WRITTEN TASK: Wherever the string "ocean" appears in a line, extract that line.
─── DATASET EXCERPTS ───
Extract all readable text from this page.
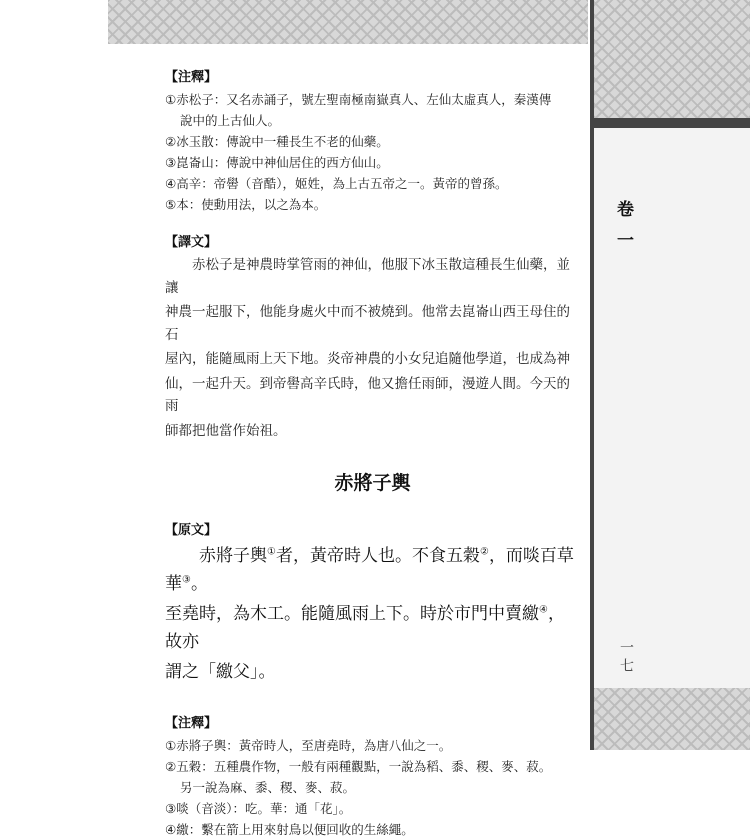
卷一
一七
【注釋】
①赤松子：又名赤誦子，號左聖南極南嶽真人、左仙太虛真人，秦漢傳
說中的上古仙人。
②冰玉散：傳說中一種長生不老的仙藥。
③崑崙山：傳說中神仙居住的西方仙山。
④高辛：帝嚳（音酷），姬姓，為上古五帝之一。黃帝的曾孫。
⑤本：使動用法，以之為本。
【譯文】
赤松子是神農時掌管雨的神仙，他服下冰玉散這種長生仙藥，並讓
神農一起服下，他能身處火中而不被燒到。他常去崑崙山西王母住的石
屋內，能隨風雨上天下地。炎帝神農的小女兒追隨他學道，也成為神
仙，一起升天。到帝嚳高辛氏時，他又擔任雨師，漫遊人間。今天的雨
師都把他當作始祖。
赤將子輿
【原文】
赤將子輿①者，黃帝時人也。不食五穀②，而啖百草華③。
至堯時，為木工。能隨風雨上下。時於市門中賣繳④，故亦
謂之「繳父」。
【注釋】
①赤將子輿：黃帝時人，至唐堯時，為唐八仙之一。
②五穀：五種農作物，一般有兩種觀點，一說為稻、黍、稷、麥、菽。
另一說為麻、黍、稷、麥、菽。
③啖（音淡）：吃。華：通「花」。
④繳：繫在箭上用來射鳥以便回收的生絲繩。
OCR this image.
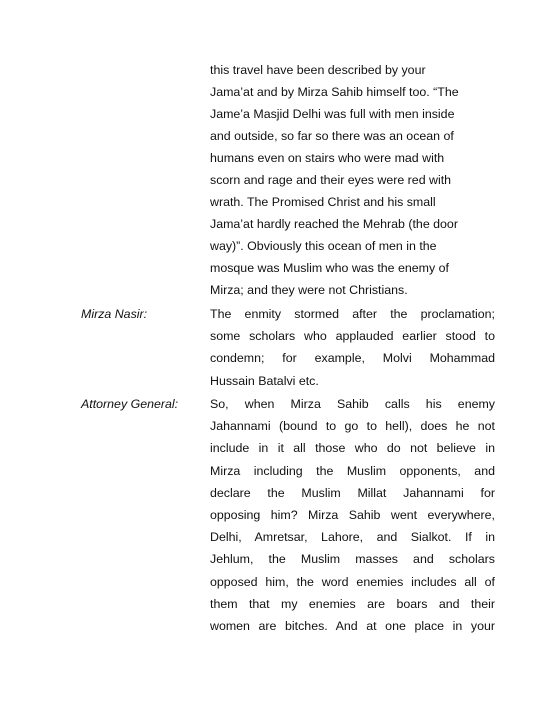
this travel have been described by your
Jama’at and by Mirza Sahib himself too. “The
Jame’a Masjid Delhi was full with men inside
and outside, so far so there was an ocean of
humans even on stairs who were mad with
scorn and rage and their eyes were red with
wrath. The Promised Christ and his small
Jama’at hardly reached the Mehrab (the door
way)”. Obviously this ocean of men in the
mosque was Muslim who was the enemy of
Mirza; and they were not Christians.
Mirza Nasir:	The enmity stormed after the proclamation;
some scholars who applauded earlier stood to
condemn; for example, Molvi Mohammad
Hussain Batalvi etc.
Attorney General:	So, when Mirza Sahib calls his enemy
Jahannami (bound to go to hell), does he not
include in it all those who do not believe in
Mirza including the Muslim opponents, and
declare the Muslim Millat Jahannami for
opposing him? Mirza Sahib went everywhere,
Delhi, Amretsar, Lahore, and Sialkot. If in
Jehlum, the Muslim masses and scholars
opposed him, the word enemies includes all of
them that my enemies are boars and their
women are bitches. And at one place in your
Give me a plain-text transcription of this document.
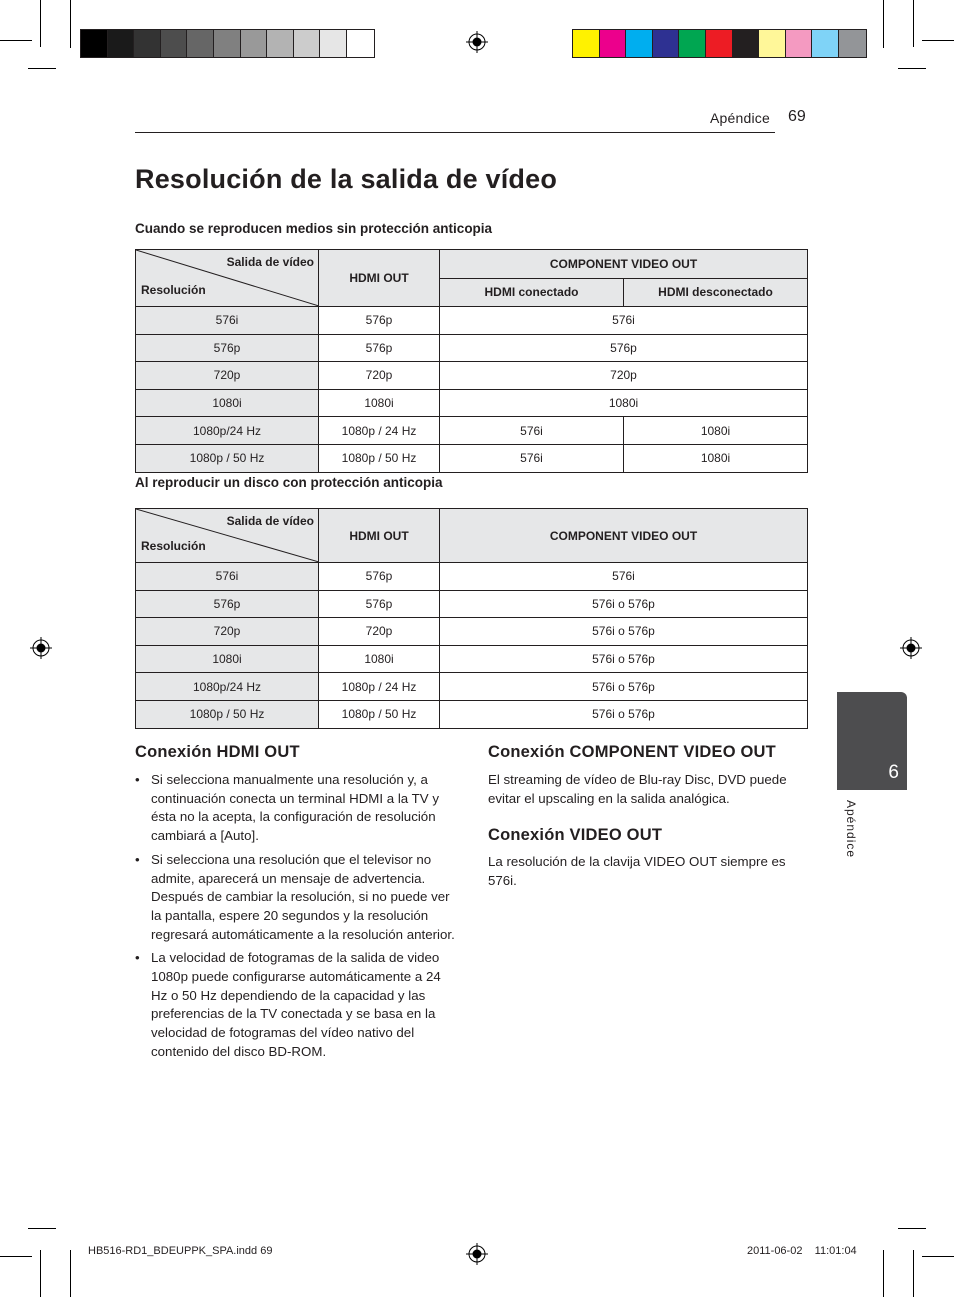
Apéndice 69
Resolución de la salida de vídeo
Cuando se reproducen medios sin protección anticopia
Salida de vídeo
Resolución	HDMI OUT	COMPONENT VIDEO OUT	
		HDMI conectado	HDMI desconectado
576i	576p	576i	
576p	576p	576p	
720p	720p	720p	
1080i	1080i	1080i	
1080p/24 Hz	1080p / 24 Hz	576i	1080i
1080p / 50 Hz	1080p / 50 Hz	576i	1080i
Al reproducir un disco con protección anticopia
Salida de vídeo
Resolución	HDMI OUT	COMPONENT VIDEO OUT
576i	576p	576i
576p	576p	576i o 576p
720p	720p	576i o 576p
1080i	1080i	576i o 576p
1080p/24 Hz	1080p / 24 Hz	576i o 576p
1080p / 50 Hz	1080p / 50 Hz	576i o 576p
Conexión HDMI OUT
• Si selecciona manualmente una resolución y, a continuación conecta un terminal HDMI a la TV y ésta no la acepta, la configuración de resolución cambiará a [Auto].
• Si selecciona una resolución que el televisor no admite, aparecerá un mensaje de advertencia. Después de cambiar la resolución, si no puede ver la pantalla, espere 20 segundos y la resolución regresará automáticamente a la resolución anterior.
• La velocidad de fotogramas de la salida de video 1080p puede configurarse automáticamente a 24 Hz o 50 Hz dependiendo de la capacidad y las preferencias de la TV conectada y se basa en la velocidad de fotogramas del vídeo nativo del contenido del disco BD-ROM.
Conexión COMPONENT VIDEO OUT
El streaming de vídeo de Blu-ray Disc, DVD puede evitar el upscaling en la salida analógica.
Conexión VIDEO OUT
La resolución de la clavija VIDEO OUT siempre es 576i.
6
Apéndice
HB516-RD1_BDEUPPK_SPA.indd 69	2011-06-02    11:01:04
───
RESULT:
and outside, so far so there was an ocean of
way)”. Obviously this ocean of men in the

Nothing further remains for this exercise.